# Record extracts start

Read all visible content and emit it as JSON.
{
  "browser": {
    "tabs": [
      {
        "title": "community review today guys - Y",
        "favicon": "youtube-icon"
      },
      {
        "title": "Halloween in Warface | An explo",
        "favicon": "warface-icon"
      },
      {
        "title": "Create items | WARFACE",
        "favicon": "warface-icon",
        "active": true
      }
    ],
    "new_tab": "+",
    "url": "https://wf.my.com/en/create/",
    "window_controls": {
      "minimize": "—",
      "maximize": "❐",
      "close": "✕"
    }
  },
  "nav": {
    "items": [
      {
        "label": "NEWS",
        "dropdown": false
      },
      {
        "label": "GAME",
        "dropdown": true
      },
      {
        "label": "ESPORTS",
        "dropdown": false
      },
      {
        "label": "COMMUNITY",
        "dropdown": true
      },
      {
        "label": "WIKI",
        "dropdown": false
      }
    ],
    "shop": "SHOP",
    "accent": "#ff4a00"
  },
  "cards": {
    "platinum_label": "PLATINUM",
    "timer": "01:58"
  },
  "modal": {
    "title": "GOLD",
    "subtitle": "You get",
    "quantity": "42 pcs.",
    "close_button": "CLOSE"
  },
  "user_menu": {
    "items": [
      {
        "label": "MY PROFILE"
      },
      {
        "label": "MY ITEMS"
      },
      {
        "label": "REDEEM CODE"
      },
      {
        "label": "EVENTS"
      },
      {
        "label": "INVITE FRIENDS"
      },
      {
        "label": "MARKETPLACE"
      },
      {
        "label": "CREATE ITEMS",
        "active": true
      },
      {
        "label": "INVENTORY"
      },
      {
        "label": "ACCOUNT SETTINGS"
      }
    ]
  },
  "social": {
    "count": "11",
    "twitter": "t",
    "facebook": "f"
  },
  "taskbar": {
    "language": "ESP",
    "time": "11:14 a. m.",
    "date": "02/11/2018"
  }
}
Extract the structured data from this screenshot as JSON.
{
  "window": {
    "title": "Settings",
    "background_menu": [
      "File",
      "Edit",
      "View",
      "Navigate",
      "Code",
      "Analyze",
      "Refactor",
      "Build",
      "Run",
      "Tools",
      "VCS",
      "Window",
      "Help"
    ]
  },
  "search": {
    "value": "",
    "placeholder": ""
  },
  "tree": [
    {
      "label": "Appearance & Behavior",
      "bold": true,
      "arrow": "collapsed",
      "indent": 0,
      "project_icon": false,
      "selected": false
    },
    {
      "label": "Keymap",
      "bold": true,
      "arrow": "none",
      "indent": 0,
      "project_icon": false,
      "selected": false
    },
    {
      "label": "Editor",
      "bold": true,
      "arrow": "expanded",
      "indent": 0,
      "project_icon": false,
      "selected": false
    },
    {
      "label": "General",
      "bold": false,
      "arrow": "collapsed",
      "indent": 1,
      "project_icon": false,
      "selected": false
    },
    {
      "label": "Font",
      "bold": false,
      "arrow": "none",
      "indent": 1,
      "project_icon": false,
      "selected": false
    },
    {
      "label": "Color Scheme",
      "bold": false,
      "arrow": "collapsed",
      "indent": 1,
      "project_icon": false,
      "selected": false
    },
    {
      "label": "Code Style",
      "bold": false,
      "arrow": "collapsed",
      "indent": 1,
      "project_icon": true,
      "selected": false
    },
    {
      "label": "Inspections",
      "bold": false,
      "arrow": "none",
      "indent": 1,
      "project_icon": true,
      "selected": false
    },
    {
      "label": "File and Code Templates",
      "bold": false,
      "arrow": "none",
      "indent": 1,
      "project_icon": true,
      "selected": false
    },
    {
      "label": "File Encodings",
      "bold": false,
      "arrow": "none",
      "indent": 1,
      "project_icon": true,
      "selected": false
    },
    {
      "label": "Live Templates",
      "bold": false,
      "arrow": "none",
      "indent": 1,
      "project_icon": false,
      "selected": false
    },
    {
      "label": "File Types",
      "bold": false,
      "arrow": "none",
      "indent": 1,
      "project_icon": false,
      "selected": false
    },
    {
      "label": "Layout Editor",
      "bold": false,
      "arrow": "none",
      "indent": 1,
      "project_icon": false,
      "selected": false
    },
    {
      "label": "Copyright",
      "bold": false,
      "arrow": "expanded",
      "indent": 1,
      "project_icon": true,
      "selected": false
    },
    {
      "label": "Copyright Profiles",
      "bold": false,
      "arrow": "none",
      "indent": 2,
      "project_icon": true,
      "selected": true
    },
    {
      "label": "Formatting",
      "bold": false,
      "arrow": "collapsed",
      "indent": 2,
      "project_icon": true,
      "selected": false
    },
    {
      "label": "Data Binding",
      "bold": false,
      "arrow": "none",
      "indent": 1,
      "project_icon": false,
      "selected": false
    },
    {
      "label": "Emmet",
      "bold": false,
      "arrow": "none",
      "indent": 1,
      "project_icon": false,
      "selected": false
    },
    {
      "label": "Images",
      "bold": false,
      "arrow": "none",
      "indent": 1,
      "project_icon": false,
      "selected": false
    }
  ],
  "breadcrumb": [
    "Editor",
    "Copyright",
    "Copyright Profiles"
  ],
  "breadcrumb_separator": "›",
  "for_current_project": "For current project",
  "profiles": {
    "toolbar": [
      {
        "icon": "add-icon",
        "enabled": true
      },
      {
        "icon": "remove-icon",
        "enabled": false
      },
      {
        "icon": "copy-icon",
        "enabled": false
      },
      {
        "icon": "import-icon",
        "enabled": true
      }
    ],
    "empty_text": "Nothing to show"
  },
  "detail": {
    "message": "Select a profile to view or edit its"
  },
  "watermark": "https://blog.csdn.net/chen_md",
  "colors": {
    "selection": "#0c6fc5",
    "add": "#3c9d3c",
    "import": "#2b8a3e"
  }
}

# Record extracts end

● **Written problem**
Isolate each line of the listing above that includes "JSON". Copy it.

● **Exercise response**
Read all visible content and emit it as JSON.
Extract the structured data from this screenshot as JSON.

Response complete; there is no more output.